*Your instructions*. Reproduce the data below in full and exclude every picture.

*Exercise inputs*.
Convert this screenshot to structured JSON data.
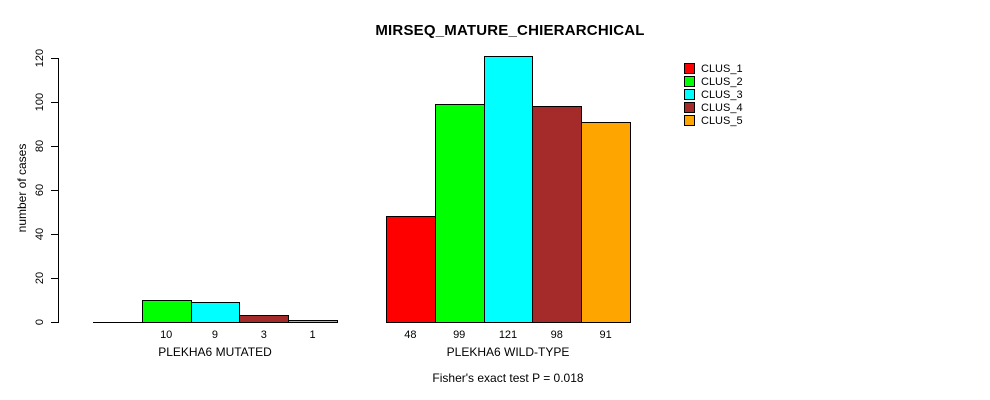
{
  "chart_data": {
    "type": "bar",
    "title": "MIRSEQ_MATURE_CHIERARCHICAL",
    "ylabel": "number of cases",
    "xlabel": "",
    "ylim": [
      0,
      120
    ],
    "yticks": [
      0,
      20,
      40,
      60,
      80,
      100,
      120
    ],
    "grid": false,
    "legend_position": "right",
    "series": [
      {
        "name": "CLUS_1",
        "color": "#FF0000"
      },
      {
        "name": "CLUS_2",
        "color": "#00FF00"
      },
      {
        "name": "CLUS_3",
        "color": "#00FFFF"
      },
      {
        "name": "CLUS_4",
        "color": "#A52A2A"
      },
      {
        "name": "CLUS_5",
        "color": "#FFA500"
      }
    ],
    "groups": [
      {
        "label": "PLEKHA6 MUTATED",
        "values": [
          0,
          10,
          9,
          3,
          1
        ],
        "bar_labels": [
          "",
          "10",
          "9",
          "3",
          "1"
        ]
      },
      {
        "label": "PLEKHA6 WILD-TYPE",
        "values": [
          48,
          99,
          121,
          98,
          91
        ],
        "bar_labels": [
          "48",
          "99",
          "121",
          "98",
          "91"
        ]
      }
    ],
    "annotation": "Fisher's exact test P = 0.018"
  },
  "colors": {
    "background": "#FFFFFF",
    "axis": "#000000",
    "text": "#000000"
  }
}
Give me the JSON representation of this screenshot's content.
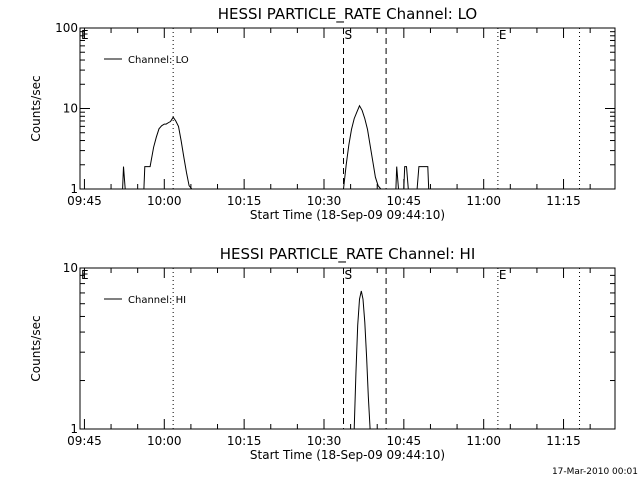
{
  "footer": {
    "timestamp": "17-Mar-2010 00:01"
  },
  "chart_data": [
    {
      "type": "line",
      "title": "HESSI PARTICLE_RATE Channel: LO",
      "xlabel": "Start Time (18-Sep-09 09:44:10)",
      "ylabel": "Counts/sec",
      "yscale": "log",
      "ylim": [
        1,
        100
      ],
      "xlim": [
        "09:44:10",
        "11:24:40"
      ],
      "xticks": [
        "09:45",
        "10:00",
        "10:15",
        "10:30",
        "10:45",
        "11:00",
        "11:15"
      ],
      "yticks": [
        1,
        10,
        100
      ],
      "ytick_labels": [
        "1",
        "10",
        "100"
      ],
      "legend": {
        "label": "Channel: LO",
        "placement": "top-left"
      },
      "vlines": [
        {
          "x": "10:01:40",
          "style": "dotted"
        },
        {
          "x": "10:33:40",
          "style": "dashed",
          "label": "S"
        },
        {
          "x": "10:41:40",
          "style": "dashed"
        },
        {
          "x": "11:02:40",
          "style": "dotted",
          "label": "E"
        },
        {
          "x": "11:18:00",
          "style": "dotted"
        }
      ],
      "edge_labels": [
        {
          "label": "E",
          "x": "09:44:10"
        }
      ],
      "series": [
        {
          "name": "Channel: LO",
          "x": [
            "09:52:10",
            "09:52:20",
            "09:52:40",
            "09:53:00",
            "09:56:10",
            "09:56:20",
            "09:57:20",
            "09:58:00",
            "09:58:30",
            "09:59:00",
            "09:59:30",
            "10:00:00",
            "10:00:20",
            "10:00:50",
            "10:01:10",
            "10:01:40",
            "10:02:10",
            "10:02:40",
            "10:03:10",
            "10:03:40",
            "10:04:10",
            "10:04:40",
            "10:05:10",
            "10:05:30",
            "10:33:40",
            "10:34:10",
            "10:34:40",
            "10:35:10",
            "10:35:40",
            "10:36:10",
            "10:36:40",
            "10:37:10",
            "10:37:40",
            "10:38:10",
            "10:38:40",
            "10:39:10",
            "10:39:40",
            "10:40:10",
            "10:40:40",
            "10:43:30",
            "10:43:40",
            "10:44:00",
            "10:44:20",
            "10:45:00",
            "10:45:10",
            "10:45:30",
            "10:45:50",
            "10:47:30",
            "10:47:50",
            "10:48:10",
            "10:48:20",
            "10:48:40",
            "10:49:30",
            "10:49:40"
          ],
          "y": [
            1,
            1.9,
            1,
            1,
            1,
            1.9,
            1.9,
            3.3,
            4.4,
            5.6,
            6.1,
            6.4,
            6.4,
            6.7,
            6.9,
            7.8,
            7.0,
            6.0,
            4.0,
            2.5,
            1.6,
            1.1,
            1,
            1,
            1,
            2.0,
            3.5,
            5.5,
            7.5,
            9.0,
            10.8,
            9.5,
            7.5,
            5.5,
            3.5,
            2.2,
            1.4,
            1.1,
            1,
            1,
            1.9,
            1,
            1,
            1,
            1.9,
            1.9,
            1,
            1,
            1.9,
            1.9,
            1.9,
            1.9,
            1.9,
            1
          ]
        }
      ]
    },
    {
      "type": "line",
      "title": "HESSI PARTICLE_RATE Channel: HI",
      "xlabel": "Start Time (18-Sep-09 09:44:10)",
      "ylabel": "Counts/sec",
      "yscale": "log",
      "ylim": [
        1,
        10
      ],
      "xlim": [
        "09:44:10",
        "11:24:40"
      ],
      "xticks": [
        "09:45",
        "10:00",
        "10:15",
        "10:30",
        "10:45",
        "11:00",
        "11:15"
      ],
      "yticks": [
        1,
        10
      ],
      "ytick_labels": [
        "1",
        "10"
      ],
      "legend": {
        "label": "Channel: HI",
        "placement": "top-left"
      },
      "vlines": [
        {
          "x": "10:01:40",
          "style": "dotted"
        },
        {
          "x": "10:33:40",
          "style": "dashed",
          "label": "S"
        },
        {
          "x": "10:41:40",
          "style": "dashed"
        },
        {
          "x": "11:02:40",
          "style": "dotted",
          "label": "E"
        },
        {
          "x": "11:18:00",
          "style": "dotted"
        }
      ],
      "edge_labels": [
        {
          "label": "E",
          "x": "09:44:10"
        }
      ],
      "series": [
        {
          "name": "Channel: HI",
          "x": [
            "10:35:40",
            "10:36:00",
            "10:36:20",
            "10:36:40",
            "10:37:00",
            "10:37:20",
            "10:37:40",
            "10:38:00",
            "10:38:20",
            "10:38:40"
          ],
          "y": [
            1,
            2.2,
            4.4,
            6.4,
            7.2,
            6.4,
            4.6,
            2.8,
            1.6,
            1
          ]
        }
      ]
    }
  ]
}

*Completed task*.
Convert this screenshot to structured JSON data.
{
  "chart_data": {
    "type": "bar",
    "title": "MIRSEQ_MATURE_CHIERARCHICAL",
    "ylabel": "number of cases",
    "xlabel": "",
    "ylim": [
      0,
      120
    ],
    "yticks": [
      0,
      20,
      40,
      60,
      80,
      100,
      120
    ],
    "grid": false,
    "legend_position": "right",
    "series": [
      {
        "name": "CLUS_1",
        "color": "#FF0000"
      },
      {
        "name": "CLUS_2",
        "color": "#00FF00"
      },
      {
        "name": "CLUS_3",
        "color": "#00FFFF"
      },
      {
        "name": "CLUS_4",
        "color": "#A52A2A"
      },
      {
        "name": "CLUS_5",
        "color": "#FFA500"
      }
    ],
    "groups": [
      {
        "label": "PLEKHA6 MUTATED",
        "values": [
          0,
          10,
          9,
          3,
          1
        ],
        "bar_labels": [
          "",
          "10",
          "9",
          "3",
          "1"
        ]
      },
      {
        "label": "PLEKHA6 WILD-TYPE",
        "values": [
          48,
          99,
          121,
          98,
          91
        ],
        "bar_labels": [
          "48",
          "99",
          "121",
          "98",
          "91"
        ]
      }
    ],
    "annotation": "Fisher's exact test P = 0.018"
  },
  "colors": {
    "background": "#FFFFFF",
    "axis": "#000000",
    "text": "#000000"
  }
}
Give me the JSON representation of this screenshot's content.
{
  "footer": {
    "timestamp": "17-Mar-2010 00:01"
  },
  "chart_data": [
    {
      "type": "line",
      "title": "HESSI PARTICLE_RATE Channel: LO",
      "xlabel": "Start Time (18-Sep-09 09:44:10)",
      "ylabel": "Counts/sec",
      "yscale": "log",
      "ylim": [
        1,
        100
      ],
      "xlim": [
        "09:44:10",
        "11:24:40"
      ],
      "xticks": [
        "09:45",
        "10:00",
        "10:15",
        "10:30",
        "10:45",
        "11:00",
        "11:15"
      ],
      "yticks": [
        1,
        10,
        100
      ],
      "ytick_labels": [
        "1",
        "10",
        "100"
      ],
      "legend": {
        "label": "Channel: LO",
        "placement": "top-left"
      },
      "vlines": [
        {
          "x": "10:01:40",
          "style": "dotted"
        },
        {
          "x": "10:33:40",
          "style": "dashed",
          "label": "S"
        },
        {
          "x": "10:41:40",
          "style": "dashed"
        },
        {
          "x": "11:02:40",
          "style": "dotted",
          "label": "E"
        },
        {
          "x": "11:18:00",
          "style": "dotted"
        }
      ],
      "edge_labels": [
        {
          "label": "E",
          "x": "09:44:10"
        }
      ],
      "series": [
        {
          "name": "Channel: LO",
          "x": [
            "09:52:10",
            "09:52:20",
            "09:52:40",
            "09:53:00",
            "09:56:10",
            "09:56:20",
            "09:57:20",
            "09:58:00",
            "09:58:30",
            "09:59:00",
            "09:59:30",
            "10:00:00",
            "10:00:20",
            "10:00:50",
            "10:01:10",
            "10:01:40",
            "10:02:10",
            "10:02:40",
            "10:03:10",
            "10:03:40",
            "10:04:10",
            "10:04:40",
            "10:05:10",
            "10:05:30",
            "10:33:40",
            "10:34:10",
            "10:34:40",
            "10:35:10",
            "10:35:40",
            "10:36:10",
            "10:36:40",
            "10:37:10",
            "10:37:40",
            "10:38:10",
            "10:38:40",
            "10:39:10",
            "10:39:40",
            "10:40:10",
            "10:40:40",
            "10:43:30",
            "10:43:40",
            "10:44:00",
            "10:44:20",
            "10:45:00",
            "10:45:10",
            "10:45:30",
            "10:45:50",
            "10:47:30",
            "10:47:50",
            "10:48:10",
            "10:48:20",
            "10:48:40",
            "10:49:30",
            "10:49:40"
          ],
          "y": [
            1,
            1.9,
            1,
            1,
            1,
            1.9,
            1.9,
            3.3,
            4.4,
            5.6,
            6.1,
            6.4,
            6.4,
            6.7,
            6.9,
            7.8,
            7.0,
            6.0,
            4.0,
            2.5,
            1.6,
            1.1,
            1,
            1,
            1,
            2.0,
            3.5,
            5.5,
            7.5,
            9.0,
            10.8,
            9.5,
            7.5,
            5.5,
            3.5,
            2.2,
            1.4,
            1.1,
            1,
            1,
            1.9,
            1,
            1,
            1,
            1.9,
            1.9,
            1,
            1,
            1.9,
            1.9,
            1.9,
            1.9,
            1.9,
            1
          ]
        }
      ]
    },
    {
      "type": "line",
      "title": "HESSI PARTICLE_RATE Channel: HI",
      "xlabel": "Start Time (18-Sep-09 09:44:10)",
      "ylabel": "Counts/sec",
      "yscale": "log",
      "ylim": [
        1,
        10
      ],
      "xlim": [
        "09:44:10",
        "11:24:40"
      ],
      "xticks": [
        "09:45",
        "10:00",
        "10:15",
        "10:30",
        "10:45",
        "11:00",
        "11:15"
      ],
      "yticks": [
        1,
        10
      ],
      "ytick_labels": [
        "1",
        "10"
      ],
      "legend": {
        "label": "Channel: HI",
        "placement": "top-left"
      },
      "vlines": [
        {
          "x": "10:01:40",
          "style": "dotted"
        },
        {
          "x": "10:33:40",
          "style": "dashed",
          "label": "S"
        },
        {
          "x": "10:41:40",
          "style": "dashed"
        },
        {
          "x": "11:02:40",
          "style": "dotted",
          "label": "E"
        },
        {
          "x": "11:18:00",
          "style": "dotted"
        }
      ],
      "edge_labels": [
        {
          "label": "E",
          "x": "09:44:10"
        }
      ],
      "series": [
        {
          "name": "Channel: HI",
          "x": [
            "10:35:40",
            "10:36:00",
            "10:36:20",
            "10:36:40",
            "10:37:00",
            "10:37:20",
            "10:37:40",
            "10:38:00",
            "10:38:20",
            "10:38:40"
          ],
          "y": [
            1,
            2.2,
            4.4,
            6.4,
            7.2,
            6.4,
            4.6,
            2.8,
            1.6,
            1
          ]
        }
      ]
    }
  ]
}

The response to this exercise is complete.